== Stored rows ==

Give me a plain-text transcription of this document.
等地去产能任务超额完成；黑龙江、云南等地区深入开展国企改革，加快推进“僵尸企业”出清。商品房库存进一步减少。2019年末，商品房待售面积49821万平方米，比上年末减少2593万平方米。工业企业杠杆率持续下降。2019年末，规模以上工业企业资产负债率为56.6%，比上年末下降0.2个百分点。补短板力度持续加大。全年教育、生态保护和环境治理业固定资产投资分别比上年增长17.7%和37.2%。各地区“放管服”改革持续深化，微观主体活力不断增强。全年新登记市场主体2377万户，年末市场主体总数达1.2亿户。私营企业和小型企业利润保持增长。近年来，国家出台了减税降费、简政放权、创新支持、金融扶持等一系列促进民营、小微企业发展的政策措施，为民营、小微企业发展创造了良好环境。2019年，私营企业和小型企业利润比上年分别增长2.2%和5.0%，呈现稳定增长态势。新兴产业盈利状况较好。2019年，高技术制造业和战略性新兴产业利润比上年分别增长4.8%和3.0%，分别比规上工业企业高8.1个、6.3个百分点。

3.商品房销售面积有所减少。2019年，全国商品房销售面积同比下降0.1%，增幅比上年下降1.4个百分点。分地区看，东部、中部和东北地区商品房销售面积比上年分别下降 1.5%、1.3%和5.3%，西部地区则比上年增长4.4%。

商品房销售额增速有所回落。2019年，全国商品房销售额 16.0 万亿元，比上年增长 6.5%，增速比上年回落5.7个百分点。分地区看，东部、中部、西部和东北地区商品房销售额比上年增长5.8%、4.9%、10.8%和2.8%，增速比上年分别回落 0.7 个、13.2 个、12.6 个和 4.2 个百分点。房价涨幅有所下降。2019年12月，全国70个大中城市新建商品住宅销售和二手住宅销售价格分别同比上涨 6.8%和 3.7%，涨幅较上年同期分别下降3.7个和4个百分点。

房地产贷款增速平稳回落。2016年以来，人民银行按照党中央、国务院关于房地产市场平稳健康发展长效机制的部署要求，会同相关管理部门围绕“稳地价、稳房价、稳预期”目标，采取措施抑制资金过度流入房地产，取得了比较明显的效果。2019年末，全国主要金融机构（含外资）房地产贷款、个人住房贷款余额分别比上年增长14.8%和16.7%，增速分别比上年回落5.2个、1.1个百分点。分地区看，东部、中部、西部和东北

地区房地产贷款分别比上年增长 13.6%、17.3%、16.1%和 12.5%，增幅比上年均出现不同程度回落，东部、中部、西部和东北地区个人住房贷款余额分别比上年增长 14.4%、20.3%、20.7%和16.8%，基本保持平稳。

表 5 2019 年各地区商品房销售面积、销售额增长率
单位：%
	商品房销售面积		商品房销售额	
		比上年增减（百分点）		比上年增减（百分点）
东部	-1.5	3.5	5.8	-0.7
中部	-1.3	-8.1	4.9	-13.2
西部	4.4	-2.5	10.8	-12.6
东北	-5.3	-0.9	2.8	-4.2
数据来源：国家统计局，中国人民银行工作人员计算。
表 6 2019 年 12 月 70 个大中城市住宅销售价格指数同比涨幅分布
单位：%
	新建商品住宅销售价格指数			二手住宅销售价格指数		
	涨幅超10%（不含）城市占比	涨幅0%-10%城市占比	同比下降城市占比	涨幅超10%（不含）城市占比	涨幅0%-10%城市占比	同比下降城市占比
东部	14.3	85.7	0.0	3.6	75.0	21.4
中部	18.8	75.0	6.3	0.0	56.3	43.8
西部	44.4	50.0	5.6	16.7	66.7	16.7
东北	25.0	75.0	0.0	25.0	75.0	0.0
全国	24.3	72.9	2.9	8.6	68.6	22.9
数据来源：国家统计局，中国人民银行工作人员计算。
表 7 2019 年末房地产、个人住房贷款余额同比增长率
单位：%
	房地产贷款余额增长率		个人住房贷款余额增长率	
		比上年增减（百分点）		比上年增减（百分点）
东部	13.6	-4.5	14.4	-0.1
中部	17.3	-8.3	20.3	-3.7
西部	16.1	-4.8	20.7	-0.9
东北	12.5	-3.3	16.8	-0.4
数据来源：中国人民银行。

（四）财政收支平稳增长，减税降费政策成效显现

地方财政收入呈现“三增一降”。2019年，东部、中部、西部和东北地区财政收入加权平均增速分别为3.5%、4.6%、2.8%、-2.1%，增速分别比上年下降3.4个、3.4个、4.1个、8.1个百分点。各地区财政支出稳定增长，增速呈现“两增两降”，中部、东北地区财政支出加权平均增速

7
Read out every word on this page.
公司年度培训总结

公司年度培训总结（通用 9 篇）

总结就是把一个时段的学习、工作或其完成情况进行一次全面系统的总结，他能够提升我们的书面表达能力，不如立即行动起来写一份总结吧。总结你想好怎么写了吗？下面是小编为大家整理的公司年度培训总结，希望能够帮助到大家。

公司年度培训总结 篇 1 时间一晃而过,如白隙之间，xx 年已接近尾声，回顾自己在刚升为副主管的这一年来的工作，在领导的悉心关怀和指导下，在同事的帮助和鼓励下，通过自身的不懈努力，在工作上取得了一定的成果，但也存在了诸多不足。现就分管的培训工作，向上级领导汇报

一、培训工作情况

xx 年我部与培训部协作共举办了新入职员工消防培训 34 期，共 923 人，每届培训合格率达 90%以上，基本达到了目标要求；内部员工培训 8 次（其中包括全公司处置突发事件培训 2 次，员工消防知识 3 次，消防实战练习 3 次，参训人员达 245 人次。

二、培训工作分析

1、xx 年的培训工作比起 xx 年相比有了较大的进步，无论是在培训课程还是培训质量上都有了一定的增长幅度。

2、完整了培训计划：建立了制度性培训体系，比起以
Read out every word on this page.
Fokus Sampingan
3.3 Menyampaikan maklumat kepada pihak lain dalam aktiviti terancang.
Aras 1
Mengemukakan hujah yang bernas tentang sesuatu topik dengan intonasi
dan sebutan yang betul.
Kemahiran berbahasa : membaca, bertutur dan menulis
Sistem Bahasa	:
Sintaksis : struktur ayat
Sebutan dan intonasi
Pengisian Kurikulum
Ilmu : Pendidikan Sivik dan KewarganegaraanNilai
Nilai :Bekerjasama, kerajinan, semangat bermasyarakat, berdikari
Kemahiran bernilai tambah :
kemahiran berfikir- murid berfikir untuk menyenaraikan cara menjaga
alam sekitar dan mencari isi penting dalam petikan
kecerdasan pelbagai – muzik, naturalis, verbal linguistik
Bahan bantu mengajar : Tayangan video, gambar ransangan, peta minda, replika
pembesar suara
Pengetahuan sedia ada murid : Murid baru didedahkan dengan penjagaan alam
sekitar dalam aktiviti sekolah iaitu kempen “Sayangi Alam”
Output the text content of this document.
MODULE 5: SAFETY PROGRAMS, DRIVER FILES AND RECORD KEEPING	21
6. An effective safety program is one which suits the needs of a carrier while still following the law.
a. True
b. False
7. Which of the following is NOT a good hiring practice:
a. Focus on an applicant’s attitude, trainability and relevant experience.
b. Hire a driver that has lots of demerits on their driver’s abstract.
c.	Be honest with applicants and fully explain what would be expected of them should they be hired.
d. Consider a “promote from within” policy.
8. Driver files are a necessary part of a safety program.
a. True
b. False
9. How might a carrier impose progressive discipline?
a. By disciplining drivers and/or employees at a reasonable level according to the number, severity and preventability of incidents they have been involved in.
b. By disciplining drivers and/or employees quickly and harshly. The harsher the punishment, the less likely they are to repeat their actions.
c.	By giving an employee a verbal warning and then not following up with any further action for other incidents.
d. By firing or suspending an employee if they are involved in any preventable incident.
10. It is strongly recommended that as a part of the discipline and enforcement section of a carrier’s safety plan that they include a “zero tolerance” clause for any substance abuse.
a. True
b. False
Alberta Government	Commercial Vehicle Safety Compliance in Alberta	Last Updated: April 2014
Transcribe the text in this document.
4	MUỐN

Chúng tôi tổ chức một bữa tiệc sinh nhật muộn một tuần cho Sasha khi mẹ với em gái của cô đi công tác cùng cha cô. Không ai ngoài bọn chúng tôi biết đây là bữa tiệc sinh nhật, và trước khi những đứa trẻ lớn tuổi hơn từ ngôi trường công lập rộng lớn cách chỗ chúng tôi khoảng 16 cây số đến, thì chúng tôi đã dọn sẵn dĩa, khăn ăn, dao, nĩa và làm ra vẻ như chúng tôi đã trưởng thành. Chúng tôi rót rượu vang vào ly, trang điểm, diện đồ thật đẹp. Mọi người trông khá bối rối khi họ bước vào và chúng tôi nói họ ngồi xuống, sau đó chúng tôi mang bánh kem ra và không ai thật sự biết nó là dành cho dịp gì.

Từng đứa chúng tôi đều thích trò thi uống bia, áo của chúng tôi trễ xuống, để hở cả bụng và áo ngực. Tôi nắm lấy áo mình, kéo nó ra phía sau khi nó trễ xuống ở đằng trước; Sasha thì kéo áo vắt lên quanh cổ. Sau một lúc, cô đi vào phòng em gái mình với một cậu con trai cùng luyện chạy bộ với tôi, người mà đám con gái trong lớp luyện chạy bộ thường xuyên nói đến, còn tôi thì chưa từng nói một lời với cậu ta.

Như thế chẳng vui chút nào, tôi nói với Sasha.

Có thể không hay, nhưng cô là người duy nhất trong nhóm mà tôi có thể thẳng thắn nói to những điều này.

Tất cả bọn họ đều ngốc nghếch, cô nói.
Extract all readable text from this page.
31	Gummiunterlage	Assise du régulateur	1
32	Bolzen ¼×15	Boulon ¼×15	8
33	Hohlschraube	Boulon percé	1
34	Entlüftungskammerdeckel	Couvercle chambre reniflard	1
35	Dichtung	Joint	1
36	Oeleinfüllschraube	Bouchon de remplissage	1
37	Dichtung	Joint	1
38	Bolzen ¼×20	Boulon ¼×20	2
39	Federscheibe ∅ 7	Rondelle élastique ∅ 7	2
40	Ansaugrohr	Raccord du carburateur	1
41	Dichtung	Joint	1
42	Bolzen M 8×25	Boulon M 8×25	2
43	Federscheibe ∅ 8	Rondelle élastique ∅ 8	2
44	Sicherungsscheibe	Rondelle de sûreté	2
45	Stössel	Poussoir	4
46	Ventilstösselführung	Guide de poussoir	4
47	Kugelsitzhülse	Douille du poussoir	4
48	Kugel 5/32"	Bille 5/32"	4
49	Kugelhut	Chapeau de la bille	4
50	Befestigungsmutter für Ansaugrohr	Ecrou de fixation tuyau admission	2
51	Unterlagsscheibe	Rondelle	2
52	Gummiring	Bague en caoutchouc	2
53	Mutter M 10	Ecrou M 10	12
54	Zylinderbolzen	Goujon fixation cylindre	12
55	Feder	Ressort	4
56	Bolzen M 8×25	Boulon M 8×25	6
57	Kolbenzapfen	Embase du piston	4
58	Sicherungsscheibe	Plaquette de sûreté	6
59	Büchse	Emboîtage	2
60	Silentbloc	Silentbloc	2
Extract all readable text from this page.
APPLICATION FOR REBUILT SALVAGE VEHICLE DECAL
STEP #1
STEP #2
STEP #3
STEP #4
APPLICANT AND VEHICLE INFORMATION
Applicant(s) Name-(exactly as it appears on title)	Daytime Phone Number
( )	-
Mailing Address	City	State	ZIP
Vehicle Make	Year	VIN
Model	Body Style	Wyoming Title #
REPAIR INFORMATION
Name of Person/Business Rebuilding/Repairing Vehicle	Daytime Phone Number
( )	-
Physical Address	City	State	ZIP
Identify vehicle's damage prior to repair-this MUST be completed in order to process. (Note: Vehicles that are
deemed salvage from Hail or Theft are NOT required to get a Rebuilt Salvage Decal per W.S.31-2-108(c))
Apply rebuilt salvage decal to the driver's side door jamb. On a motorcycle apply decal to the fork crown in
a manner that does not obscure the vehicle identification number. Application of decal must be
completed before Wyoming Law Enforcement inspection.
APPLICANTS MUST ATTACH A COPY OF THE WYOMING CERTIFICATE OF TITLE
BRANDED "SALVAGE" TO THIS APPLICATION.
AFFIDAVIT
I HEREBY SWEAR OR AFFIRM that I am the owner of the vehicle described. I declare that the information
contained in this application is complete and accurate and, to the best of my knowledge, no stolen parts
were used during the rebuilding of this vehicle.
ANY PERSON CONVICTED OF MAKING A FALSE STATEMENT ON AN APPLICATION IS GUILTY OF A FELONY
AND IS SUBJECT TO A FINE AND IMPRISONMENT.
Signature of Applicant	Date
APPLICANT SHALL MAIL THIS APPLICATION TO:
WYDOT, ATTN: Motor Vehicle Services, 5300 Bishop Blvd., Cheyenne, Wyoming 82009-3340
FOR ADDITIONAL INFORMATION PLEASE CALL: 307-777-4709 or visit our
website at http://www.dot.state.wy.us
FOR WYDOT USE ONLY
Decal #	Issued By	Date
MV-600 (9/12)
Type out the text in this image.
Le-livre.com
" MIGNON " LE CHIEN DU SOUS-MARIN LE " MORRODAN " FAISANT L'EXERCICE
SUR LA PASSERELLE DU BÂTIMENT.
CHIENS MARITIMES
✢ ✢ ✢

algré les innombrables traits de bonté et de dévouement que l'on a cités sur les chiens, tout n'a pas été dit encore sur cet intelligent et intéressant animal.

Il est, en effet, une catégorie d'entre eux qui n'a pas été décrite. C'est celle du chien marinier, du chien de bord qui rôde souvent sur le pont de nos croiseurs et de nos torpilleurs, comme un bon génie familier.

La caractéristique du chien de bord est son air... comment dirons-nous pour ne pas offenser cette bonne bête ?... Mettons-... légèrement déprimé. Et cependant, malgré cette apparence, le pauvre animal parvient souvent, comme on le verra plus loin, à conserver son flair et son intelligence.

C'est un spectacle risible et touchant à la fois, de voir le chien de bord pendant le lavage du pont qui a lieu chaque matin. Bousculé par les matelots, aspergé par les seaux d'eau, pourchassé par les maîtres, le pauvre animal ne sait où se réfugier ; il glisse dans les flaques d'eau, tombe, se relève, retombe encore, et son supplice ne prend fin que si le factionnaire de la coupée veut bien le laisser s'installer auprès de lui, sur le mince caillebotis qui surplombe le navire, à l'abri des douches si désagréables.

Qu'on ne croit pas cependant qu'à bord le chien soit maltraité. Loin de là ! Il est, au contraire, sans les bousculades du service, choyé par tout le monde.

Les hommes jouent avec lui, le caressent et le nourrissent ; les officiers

===

Exercise requirements: In the material above, find each line that contains the word "élastique", and select it.

Final answer:
39	Federscheibe ∅ 7	Rondelle élastique ∅ 7	2
43	Federscheibe ∅ 8	Rondelle élastique ∅ 8	2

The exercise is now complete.